• [Short problem] Please return each line of the records that contains the string "chart", treating uppercase and lowercase as different.

• [Source material]
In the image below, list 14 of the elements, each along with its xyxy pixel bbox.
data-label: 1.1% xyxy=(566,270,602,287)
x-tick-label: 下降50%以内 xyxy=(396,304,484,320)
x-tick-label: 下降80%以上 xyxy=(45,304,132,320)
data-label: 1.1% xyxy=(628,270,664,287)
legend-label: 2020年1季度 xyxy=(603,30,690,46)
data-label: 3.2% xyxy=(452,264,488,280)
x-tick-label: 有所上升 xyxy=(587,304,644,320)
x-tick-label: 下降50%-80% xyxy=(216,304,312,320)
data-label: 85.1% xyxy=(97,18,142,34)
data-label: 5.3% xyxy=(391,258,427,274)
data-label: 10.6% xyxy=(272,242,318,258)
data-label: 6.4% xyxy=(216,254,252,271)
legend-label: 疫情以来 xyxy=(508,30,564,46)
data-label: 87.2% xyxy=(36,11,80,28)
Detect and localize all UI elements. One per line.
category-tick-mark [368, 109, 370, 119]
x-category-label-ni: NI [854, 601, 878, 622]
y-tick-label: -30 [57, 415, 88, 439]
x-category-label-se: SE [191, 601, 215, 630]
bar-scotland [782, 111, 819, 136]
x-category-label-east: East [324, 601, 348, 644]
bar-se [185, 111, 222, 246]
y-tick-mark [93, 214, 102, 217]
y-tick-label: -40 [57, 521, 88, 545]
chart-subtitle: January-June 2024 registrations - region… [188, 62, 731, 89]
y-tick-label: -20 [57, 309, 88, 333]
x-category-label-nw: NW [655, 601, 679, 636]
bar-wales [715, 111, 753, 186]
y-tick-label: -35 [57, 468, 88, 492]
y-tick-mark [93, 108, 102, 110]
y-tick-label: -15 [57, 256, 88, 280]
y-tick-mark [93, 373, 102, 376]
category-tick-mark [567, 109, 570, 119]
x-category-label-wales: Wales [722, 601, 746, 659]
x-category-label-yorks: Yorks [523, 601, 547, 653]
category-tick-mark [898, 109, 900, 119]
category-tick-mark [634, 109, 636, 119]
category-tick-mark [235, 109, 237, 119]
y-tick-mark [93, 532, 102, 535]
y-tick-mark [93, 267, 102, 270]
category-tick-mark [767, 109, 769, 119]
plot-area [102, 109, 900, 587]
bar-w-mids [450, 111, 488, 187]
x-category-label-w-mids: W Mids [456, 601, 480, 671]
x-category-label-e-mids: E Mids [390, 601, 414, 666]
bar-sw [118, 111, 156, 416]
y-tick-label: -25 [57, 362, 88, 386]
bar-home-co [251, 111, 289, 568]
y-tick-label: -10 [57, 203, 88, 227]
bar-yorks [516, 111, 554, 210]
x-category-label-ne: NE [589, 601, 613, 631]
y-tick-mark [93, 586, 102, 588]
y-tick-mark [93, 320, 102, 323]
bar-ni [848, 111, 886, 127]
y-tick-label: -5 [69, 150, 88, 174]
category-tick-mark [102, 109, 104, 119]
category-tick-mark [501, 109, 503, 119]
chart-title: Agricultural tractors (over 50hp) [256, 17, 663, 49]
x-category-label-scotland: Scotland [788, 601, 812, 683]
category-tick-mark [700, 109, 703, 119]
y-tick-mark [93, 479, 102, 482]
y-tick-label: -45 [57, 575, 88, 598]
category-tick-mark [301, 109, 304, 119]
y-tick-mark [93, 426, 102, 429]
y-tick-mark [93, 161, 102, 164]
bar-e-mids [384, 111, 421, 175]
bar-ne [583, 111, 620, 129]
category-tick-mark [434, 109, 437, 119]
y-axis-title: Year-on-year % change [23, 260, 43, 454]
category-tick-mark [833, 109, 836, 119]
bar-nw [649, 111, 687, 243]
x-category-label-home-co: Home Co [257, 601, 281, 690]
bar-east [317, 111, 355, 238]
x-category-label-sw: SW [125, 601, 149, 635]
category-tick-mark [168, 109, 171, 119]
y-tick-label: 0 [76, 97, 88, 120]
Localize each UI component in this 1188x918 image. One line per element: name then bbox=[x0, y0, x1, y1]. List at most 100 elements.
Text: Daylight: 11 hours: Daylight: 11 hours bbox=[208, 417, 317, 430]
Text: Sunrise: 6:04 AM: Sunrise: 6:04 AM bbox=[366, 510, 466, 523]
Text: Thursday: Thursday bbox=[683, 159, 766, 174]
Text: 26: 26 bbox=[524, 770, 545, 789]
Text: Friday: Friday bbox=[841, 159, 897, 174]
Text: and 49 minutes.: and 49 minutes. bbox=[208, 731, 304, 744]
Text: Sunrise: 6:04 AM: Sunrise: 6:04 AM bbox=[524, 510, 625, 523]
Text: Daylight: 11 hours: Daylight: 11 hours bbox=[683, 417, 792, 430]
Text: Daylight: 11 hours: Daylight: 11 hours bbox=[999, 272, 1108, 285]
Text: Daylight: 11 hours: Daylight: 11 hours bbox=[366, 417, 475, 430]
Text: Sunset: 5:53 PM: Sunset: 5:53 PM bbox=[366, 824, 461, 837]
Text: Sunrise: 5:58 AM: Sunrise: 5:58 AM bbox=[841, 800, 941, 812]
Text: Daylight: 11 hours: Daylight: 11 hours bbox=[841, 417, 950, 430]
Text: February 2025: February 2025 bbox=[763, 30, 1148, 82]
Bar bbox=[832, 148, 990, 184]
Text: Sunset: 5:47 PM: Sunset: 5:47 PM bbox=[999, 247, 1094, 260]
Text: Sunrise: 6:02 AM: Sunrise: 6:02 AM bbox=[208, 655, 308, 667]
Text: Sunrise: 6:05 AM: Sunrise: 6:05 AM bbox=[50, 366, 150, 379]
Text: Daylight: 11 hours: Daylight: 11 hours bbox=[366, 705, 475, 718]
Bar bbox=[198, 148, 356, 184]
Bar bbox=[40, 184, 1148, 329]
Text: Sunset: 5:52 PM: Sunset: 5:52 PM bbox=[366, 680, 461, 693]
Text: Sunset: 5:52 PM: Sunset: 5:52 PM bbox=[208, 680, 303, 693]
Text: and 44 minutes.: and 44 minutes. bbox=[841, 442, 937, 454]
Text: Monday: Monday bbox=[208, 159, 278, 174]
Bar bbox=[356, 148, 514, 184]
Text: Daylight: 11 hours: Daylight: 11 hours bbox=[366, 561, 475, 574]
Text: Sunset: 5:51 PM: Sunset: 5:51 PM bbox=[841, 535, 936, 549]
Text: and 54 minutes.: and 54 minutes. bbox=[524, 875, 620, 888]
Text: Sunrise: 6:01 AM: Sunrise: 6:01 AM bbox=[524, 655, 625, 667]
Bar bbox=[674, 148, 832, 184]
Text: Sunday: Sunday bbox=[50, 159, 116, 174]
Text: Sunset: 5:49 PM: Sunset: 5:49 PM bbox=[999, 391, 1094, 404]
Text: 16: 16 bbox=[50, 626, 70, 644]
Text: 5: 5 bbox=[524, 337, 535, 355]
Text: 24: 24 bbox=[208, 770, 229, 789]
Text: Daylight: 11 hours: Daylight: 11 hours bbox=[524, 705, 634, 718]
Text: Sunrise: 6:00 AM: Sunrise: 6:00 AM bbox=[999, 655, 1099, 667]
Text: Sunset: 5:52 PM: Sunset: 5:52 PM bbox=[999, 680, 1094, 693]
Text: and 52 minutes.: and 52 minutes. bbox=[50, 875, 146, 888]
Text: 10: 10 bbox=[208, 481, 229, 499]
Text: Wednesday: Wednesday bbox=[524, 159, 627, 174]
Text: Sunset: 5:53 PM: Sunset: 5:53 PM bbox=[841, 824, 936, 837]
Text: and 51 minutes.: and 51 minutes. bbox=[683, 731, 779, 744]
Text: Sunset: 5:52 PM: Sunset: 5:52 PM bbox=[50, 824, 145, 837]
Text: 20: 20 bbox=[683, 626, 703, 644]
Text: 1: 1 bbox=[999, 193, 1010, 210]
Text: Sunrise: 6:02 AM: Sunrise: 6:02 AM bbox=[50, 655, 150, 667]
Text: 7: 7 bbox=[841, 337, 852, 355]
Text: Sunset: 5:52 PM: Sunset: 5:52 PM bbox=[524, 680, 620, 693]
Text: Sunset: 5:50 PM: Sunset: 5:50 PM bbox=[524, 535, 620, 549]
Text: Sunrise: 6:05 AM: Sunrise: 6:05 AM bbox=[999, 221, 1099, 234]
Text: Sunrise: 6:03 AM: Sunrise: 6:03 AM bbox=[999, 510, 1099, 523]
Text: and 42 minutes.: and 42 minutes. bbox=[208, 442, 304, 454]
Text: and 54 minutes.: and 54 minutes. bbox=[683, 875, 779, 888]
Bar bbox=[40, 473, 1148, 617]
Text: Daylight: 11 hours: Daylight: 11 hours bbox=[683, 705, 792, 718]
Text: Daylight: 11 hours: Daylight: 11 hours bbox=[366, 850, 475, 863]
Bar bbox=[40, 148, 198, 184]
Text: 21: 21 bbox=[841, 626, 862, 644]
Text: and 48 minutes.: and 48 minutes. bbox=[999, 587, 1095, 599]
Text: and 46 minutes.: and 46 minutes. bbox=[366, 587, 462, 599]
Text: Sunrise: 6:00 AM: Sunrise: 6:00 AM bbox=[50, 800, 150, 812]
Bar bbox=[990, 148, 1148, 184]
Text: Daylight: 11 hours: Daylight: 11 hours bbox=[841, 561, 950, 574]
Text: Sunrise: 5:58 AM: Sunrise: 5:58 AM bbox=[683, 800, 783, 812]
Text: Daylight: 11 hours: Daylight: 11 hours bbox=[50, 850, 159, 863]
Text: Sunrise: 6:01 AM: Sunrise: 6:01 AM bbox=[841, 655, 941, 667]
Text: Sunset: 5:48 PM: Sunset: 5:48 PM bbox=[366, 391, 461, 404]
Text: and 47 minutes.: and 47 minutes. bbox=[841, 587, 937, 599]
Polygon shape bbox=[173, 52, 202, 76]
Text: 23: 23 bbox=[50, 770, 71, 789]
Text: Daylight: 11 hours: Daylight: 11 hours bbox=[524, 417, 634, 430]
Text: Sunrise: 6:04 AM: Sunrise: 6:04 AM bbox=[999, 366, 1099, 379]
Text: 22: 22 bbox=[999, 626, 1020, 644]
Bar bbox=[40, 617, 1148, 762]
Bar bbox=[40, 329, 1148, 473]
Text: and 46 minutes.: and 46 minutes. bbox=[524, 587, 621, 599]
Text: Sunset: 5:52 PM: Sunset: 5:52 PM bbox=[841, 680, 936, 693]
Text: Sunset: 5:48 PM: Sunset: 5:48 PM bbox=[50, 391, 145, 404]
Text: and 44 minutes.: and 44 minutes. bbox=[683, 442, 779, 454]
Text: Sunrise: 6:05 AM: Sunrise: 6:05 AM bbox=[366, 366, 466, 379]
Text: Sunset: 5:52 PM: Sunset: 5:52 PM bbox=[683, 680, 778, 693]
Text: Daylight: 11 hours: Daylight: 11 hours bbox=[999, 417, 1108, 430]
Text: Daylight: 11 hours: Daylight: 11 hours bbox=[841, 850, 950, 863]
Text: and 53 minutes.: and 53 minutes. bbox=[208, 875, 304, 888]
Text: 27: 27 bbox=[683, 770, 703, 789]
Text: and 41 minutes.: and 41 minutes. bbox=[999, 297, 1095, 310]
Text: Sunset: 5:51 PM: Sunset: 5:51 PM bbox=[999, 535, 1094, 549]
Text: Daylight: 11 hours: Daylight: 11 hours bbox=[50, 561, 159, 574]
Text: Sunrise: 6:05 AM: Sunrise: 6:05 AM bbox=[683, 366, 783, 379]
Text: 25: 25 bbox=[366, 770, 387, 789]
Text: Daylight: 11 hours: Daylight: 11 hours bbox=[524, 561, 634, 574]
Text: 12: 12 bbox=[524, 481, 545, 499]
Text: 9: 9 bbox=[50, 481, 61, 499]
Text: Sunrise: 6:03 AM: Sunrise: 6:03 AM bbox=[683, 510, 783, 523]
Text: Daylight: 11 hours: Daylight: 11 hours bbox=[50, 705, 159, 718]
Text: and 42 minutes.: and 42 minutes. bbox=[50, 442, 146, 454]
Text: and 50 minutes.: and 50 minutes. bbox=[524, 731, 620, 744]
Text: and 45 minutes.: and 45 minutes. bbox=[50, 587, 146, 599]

• [The response]
chart-subtitle: January-June 2024 registrations - region… [188, 62, 731, 89]
chart-title: Agricultural tractors (over 50hp) [256, 17, 663, 49]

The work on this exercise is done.